**WHAT IS REQUIRED**
Go through the lines below and copy each one that holds the string "services".

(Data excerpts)

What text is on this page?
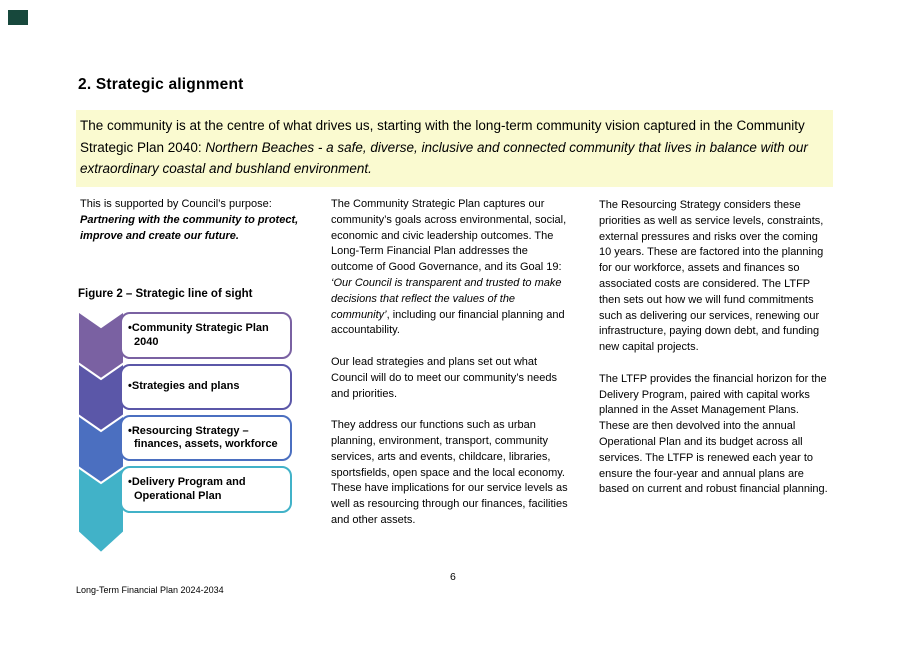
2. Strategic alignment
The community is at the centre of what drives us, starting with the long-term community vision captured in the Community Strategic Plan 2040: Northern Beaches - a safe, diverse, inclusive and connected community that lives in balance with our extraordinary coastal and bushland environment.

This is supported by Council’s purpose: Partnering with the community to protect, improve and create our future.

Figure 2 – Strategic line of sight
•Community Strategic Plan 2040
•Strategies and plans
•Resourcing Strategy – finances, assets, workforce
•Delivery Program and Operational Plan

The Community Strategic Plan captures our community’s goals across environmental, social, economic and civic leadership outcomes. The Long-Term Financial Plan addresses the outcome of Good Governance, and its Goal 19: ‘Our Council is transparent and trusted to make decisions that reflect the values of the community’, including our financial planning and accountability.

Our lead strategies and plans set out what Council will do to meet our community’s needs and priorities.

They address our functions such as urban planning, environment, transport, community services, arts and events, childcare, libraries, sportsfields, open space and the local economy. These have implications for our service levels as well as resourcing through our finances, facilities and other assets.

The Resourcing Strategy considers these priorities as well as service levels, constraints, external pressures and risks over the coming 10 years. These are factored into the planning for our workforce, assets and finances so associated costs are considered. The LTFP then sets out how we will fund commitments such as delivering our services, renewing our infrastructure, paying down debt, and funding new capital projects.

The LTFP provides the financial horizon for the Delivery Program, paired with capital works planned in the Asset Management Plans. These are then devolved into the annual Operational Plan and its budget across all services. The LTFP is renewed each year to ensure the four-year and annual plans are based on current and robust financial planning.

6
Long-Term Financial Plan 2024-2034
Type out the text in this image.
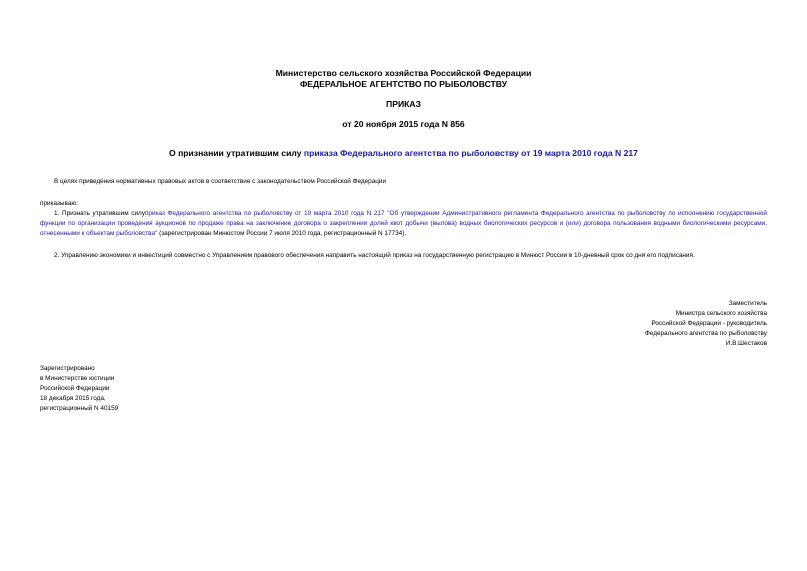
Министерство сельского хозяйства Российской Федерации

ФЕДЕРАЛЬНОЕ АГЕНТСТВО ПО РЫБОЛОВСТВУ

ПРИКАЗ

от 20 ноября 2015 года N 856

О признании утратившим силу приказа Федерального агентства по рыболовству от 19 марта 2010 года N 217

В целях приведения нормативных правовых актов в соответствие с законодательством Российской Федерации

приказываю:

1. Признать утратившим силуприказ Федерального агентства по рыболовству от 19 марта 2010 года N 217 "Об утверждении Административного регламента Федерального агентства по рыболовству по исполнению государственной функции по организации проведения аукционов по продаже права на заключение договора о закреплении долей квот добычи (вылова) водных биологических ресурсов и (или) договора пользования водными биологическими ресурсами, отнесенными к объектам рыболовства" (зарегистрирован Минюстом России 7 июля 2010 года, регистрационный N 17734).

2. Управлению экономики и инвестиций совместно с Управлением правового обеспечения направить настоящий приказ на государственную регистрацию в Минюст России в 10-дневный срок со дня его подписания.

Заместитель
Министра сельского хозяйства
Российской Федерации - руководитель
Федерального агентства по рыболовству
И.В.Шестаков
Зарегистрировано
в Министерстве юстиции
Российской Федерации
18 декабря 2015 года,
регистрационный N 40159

...

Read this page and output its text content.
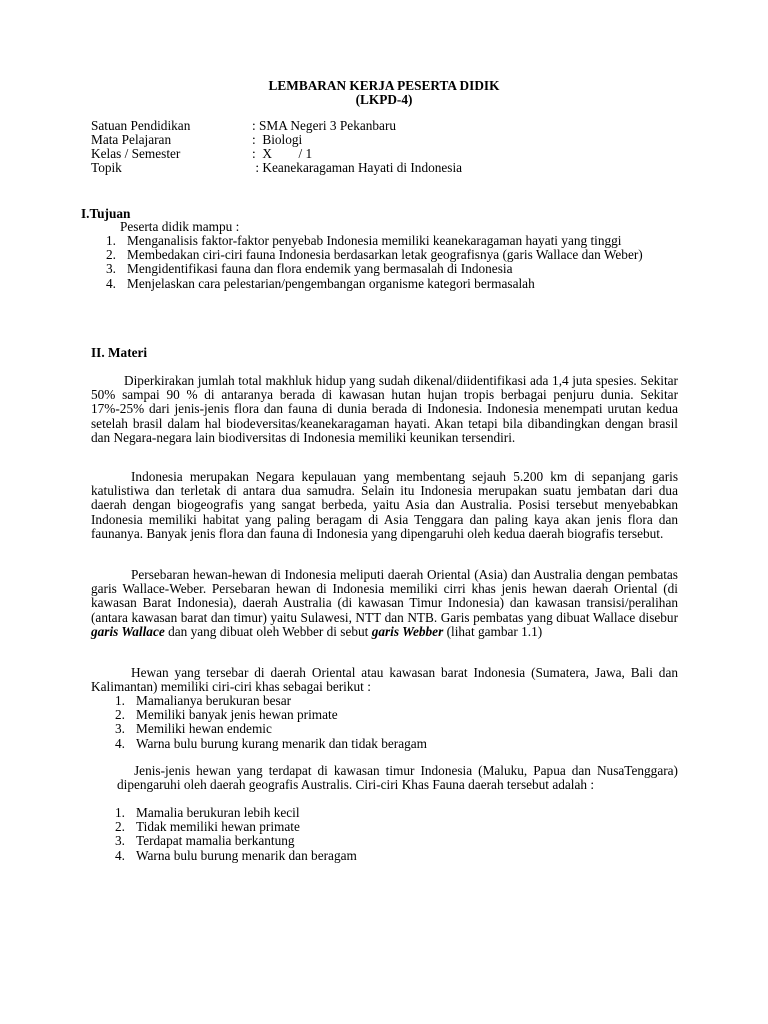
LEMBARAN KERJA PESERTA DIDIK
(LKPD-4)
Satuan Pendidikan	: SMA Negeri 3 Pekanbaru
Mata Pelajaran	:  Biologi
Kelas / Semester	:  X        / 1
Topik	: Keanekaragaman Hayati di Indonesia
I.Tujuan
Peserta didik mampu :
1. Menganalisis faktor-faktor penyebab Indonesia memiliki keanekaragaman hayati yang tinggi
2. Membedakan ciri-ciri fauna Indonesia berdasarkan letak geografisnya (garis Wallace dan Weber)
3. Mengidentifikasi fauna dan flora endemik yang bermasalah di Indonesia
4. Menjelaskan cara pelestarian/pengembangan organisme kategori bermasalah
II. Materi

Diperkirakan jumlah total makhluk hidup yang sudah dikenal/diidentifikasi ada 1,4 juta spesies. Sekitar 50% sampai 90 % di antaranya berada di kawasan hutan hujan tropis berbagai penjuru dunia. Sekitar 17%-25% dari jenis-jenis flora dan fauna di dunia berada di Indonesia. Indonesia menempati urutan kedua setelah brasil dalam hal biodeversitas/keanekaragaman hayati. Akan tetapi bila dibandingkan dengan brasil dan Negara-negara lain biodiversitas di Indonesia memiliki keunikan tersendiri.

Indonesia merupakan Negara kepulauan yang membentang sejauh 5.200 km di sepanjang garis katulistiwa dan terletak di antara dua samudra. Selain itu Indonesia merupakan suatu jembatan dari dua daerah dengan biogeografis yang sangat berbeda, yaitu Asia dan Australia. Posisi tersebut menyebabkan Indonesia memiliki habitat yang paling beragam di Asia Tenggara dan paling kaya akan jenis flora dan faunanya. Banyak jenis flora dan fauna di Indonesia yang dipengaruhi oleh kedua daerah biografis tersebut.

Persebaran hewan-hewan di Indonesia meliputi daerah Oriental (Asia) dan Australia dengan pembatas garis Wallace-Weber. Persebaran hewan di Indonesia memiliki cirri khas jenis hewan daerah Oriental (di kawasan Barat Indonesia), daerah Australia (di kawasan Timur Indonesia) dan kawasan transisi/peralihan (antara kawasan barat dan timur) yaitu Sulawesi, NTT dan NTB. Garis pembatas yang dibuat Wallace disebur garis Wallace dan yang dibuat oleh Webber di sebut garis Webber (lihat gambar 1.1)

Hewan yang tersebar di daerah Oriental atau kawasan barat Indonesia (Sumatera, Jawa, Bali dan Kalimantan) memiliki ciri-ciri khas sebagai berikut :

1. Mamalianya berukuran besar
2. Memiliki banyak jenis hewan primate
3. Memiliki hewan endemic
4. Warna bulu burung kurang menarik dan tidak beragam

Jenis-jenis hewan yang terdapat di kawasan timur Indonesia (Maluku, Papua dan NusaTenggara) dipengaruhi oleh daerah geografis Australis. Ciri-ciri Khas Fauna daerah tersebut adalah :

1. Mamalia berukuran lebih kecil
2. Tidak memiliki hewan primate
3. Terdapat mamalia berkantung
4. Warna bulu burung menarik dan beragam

**TASK SOLUTION**
They address our functions such as urban planning, environment, transport, community services, arts and events, childcare, libraries, sportsfields, open space and the local economy. These have implications for our service levels as well as resourcing through our finances, facilities and other assets.
The Resourcing Strategy considers these priorities as well as service levels, constraints, external pressures and risks over the coming 10 years. These are factored into the planning for our workforce, assets and finances so associated costs are considered. The LTFP then sets out how we will fund commitments such as delivering our services, renewing our infrastructure, paying down debt, and funding new capital projects.
The LTFP provides the financial horizon for the Delivery Program, paired with capital works planned in the Asset Management Plans. These are then devolved into the annual Operational Plan and its budget across all services. The LTFP is renewed each year to ensure the four-year and annual plans are based on current and robust financial planning.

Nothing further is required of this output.